— Start —

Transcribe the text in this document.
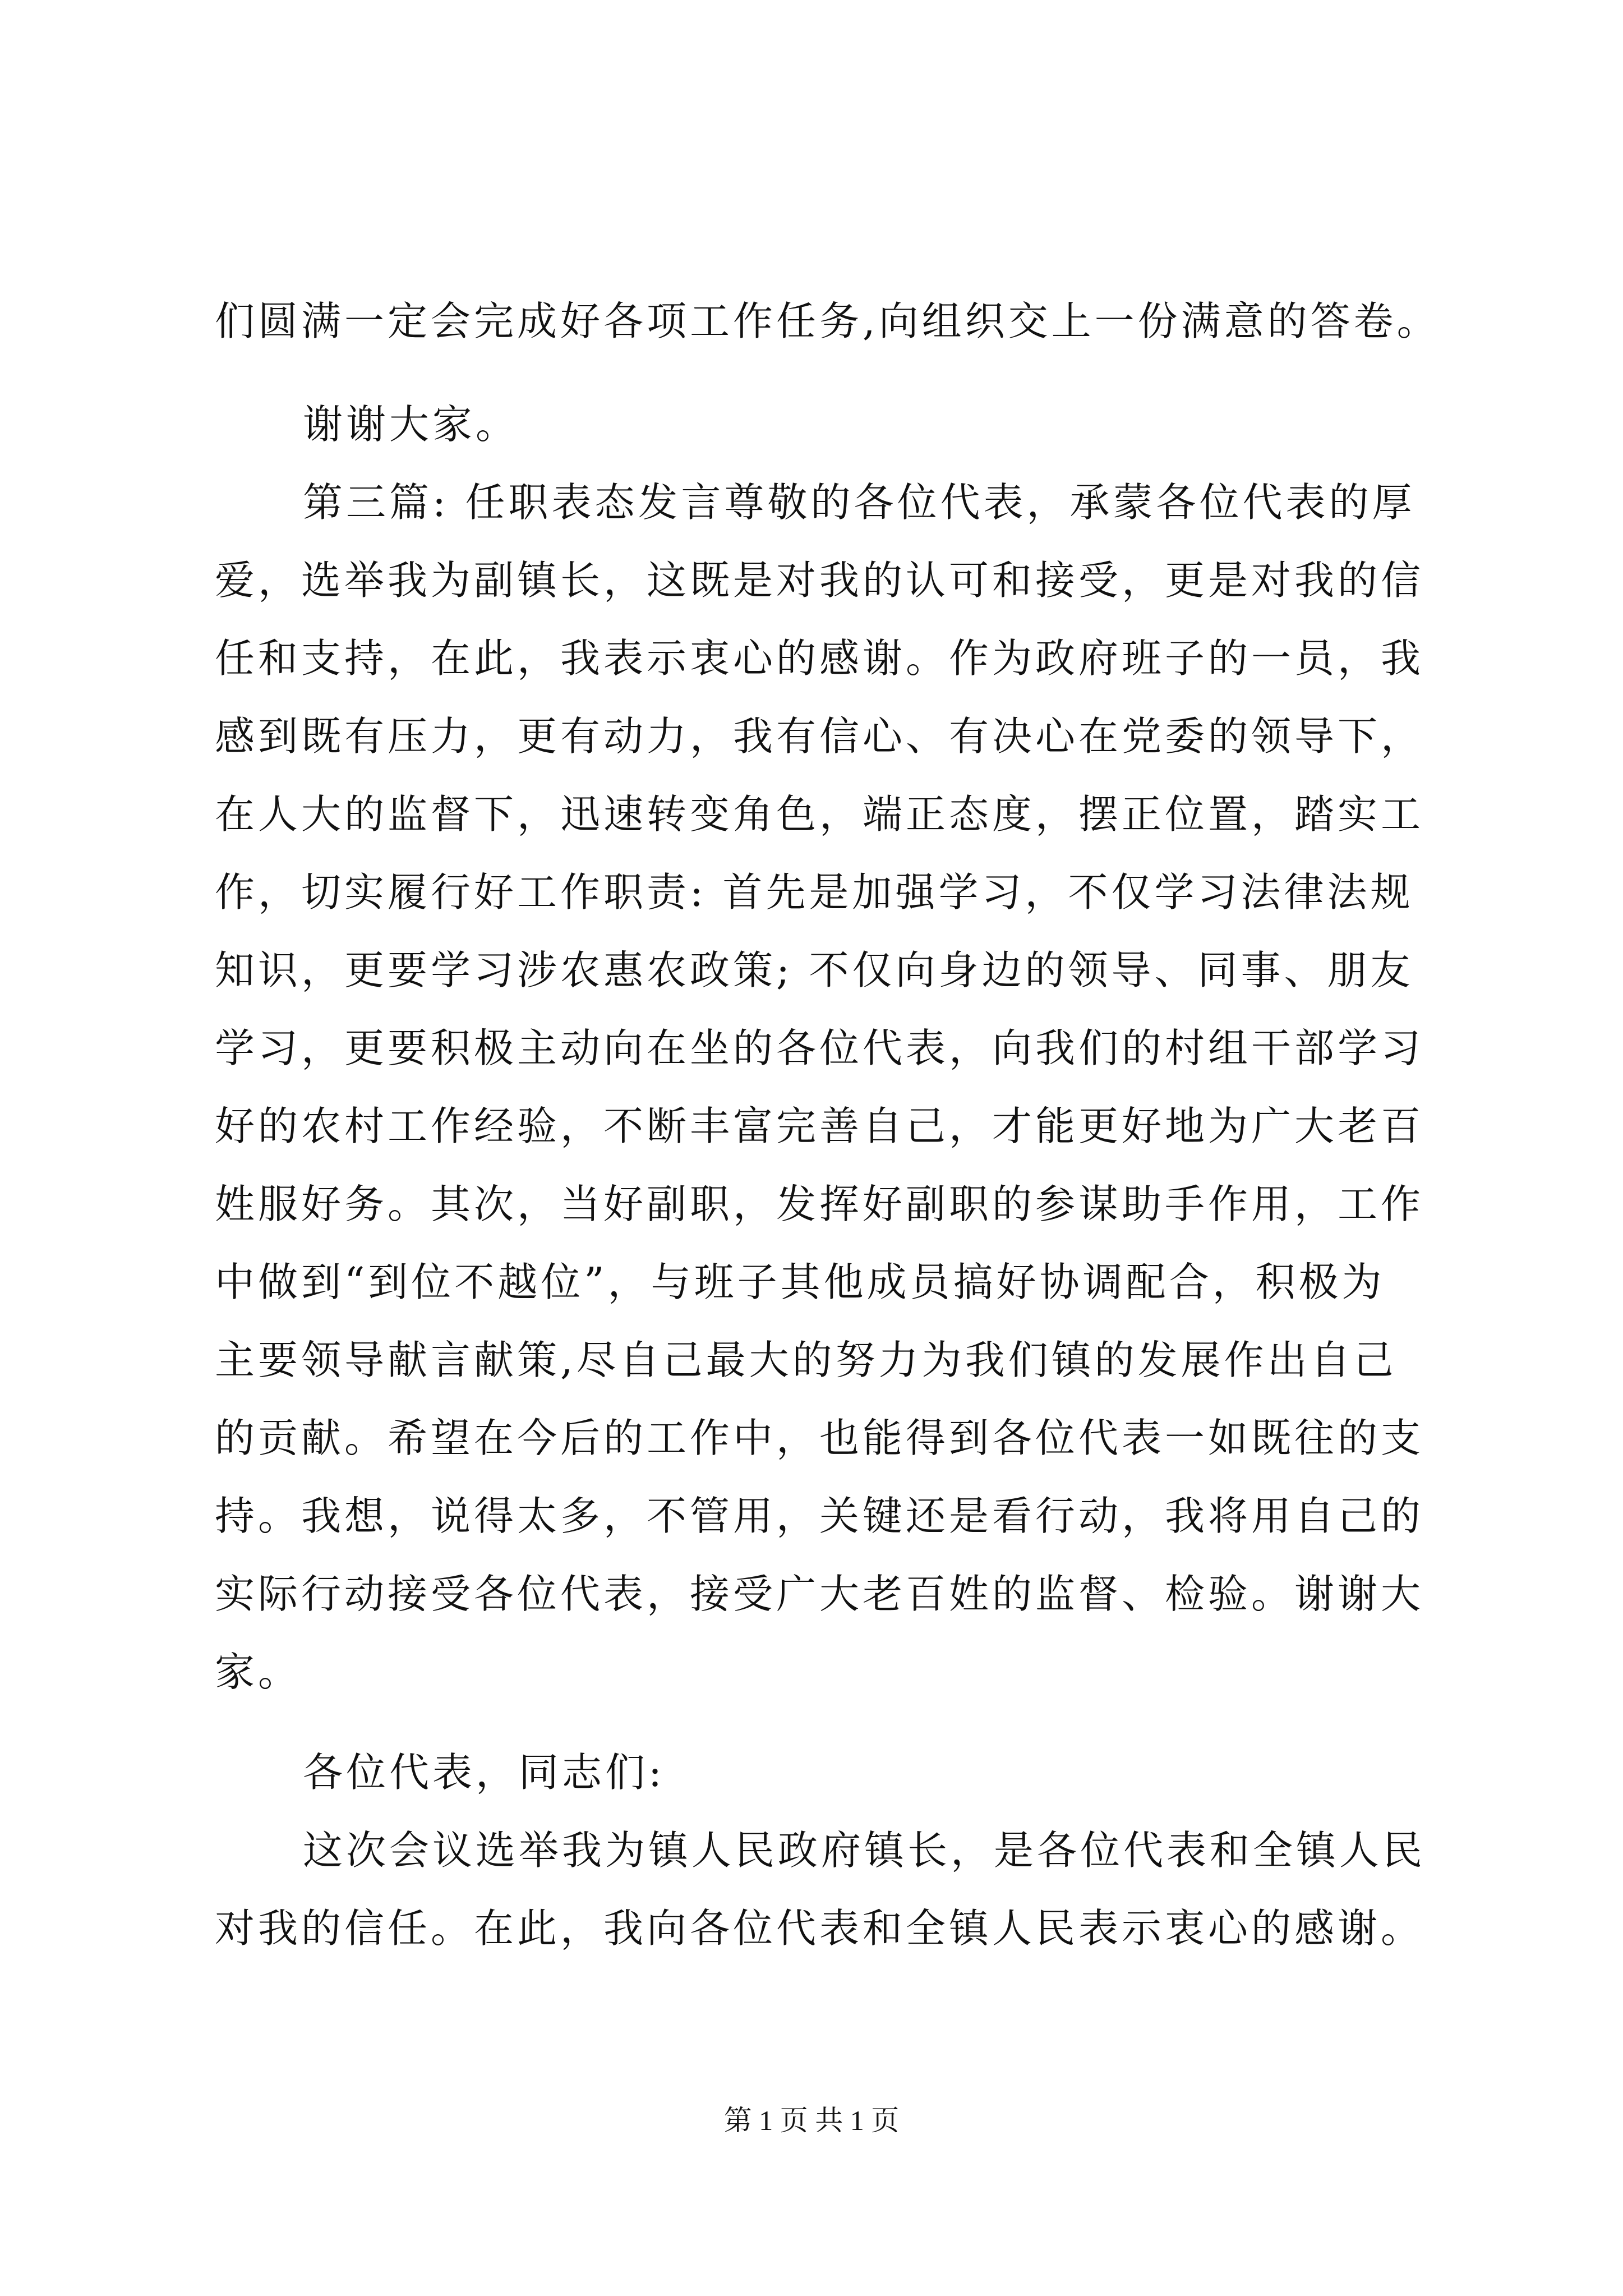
们圆满一定会完成好各项工作任务,向组织交上一份满意的答卷。
谢谢大家。
第三篇: 任职表态发言尊敬的各位代表，承蒙各位代表的厚
爱，选举我为副镇长，这既是对我的认可和接受，更是对我的信
任和支持，在此，我表示衷心的感谢。作为政府班子的一员，我
感到既有压力，更有动力，我有信心、有决心在党委的领导下，
在人大的监督下，迅速转变角色，端正态度，摆正位置，踏实工
作，切实履行好工作职责: 首先是加强学习，不仅学习法律法规
知识，更要学习涉农惠农政策; 不仅向身边的领导、同事、朋友
学习，更要积极主动向在坐的各位代表，向我们的村组干部学习
好的农村工作经验，不断丰富完善自己，才能更好地为广大老百
姓服好务。其次，当好副职，发挥好副职的参谋助手作用，工作
中做到“到位不越位”，与班子其他成员搞好协调配合，积极为
主要领导献言献策,尽自己最大的努力为我们镇的发展作出自己
的贡献。希望在今后的工作中，也能得到各位代表一如既往的支
持。我想，说得太多，不管用，关键还是看行动，我将用自己的
实际行动接受各位代表，接受广大老百姓的监督、检验。谢谢大
家。
各位代表，同志们:
这次会议选举我为镇人民政府镇长，是各位代表和全镇人民
对我的信任。在此，我向各位代表和全镇人民表示衷心的感谢。
第 1 页 共 1 页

— End —

> EXERCISE OBJECTIVE: Send back the data above word for word, with the pictures left out.

> EXERCISE RESULT:
Transcribe the text in this document.
们圆满一定会完成好各项工作任务,向组织交上一份满意的答卷。
谢谢大家。
第三篇: 任职表态发言尊敬的各位代表，承蒙各位代表的厚
爱，选举我为副镇长，这既是对我的认可和接受，更是对我的信
任和支持，在此，我表示衷心的感谢。作为政府班子的一员，我
感到既有压力，更有动力，我有信心、有决心在党委的领导下，
在人大的监督下，迅速转变角色，端正态度，摆正位置，踏实工
作，切实履行好工作职责: 首先是加强学习，不仅学习法律法规
知识，更要学习涉农惠农政策; 不仅向身边的领导、同事、朋友
学习，更要积极主动向在坐的各位代表，向我们的村组干部学习
好的农村工作经验，不断丰富完善自己，才能更好地为广大老百
姓服好务。其次，当好副职，发挥好副职的参谋助手作用，工作
中做到“到位不越位”，与班子其他成员搞好协调配合，积极为
主要领导献言献策,尽自己最大的努力为我们镇的发展作出自己
的贡献。希望在今后的工作中，也能得到各位代表一如既往的支
持。我想，说得太多，不管用，关键还是看行动，我将用自己的
实际行动接受各位代表，接受广大老百姓的监督、检验。谢谢大
家。
各位代表，同志们:
这次会议选举我为镇人民政府镇长，是各位代表和全镇人民
对我的信任。在此，我向各位代表和全镇人民表示衷心的感谢。
第 1 页 共 1 页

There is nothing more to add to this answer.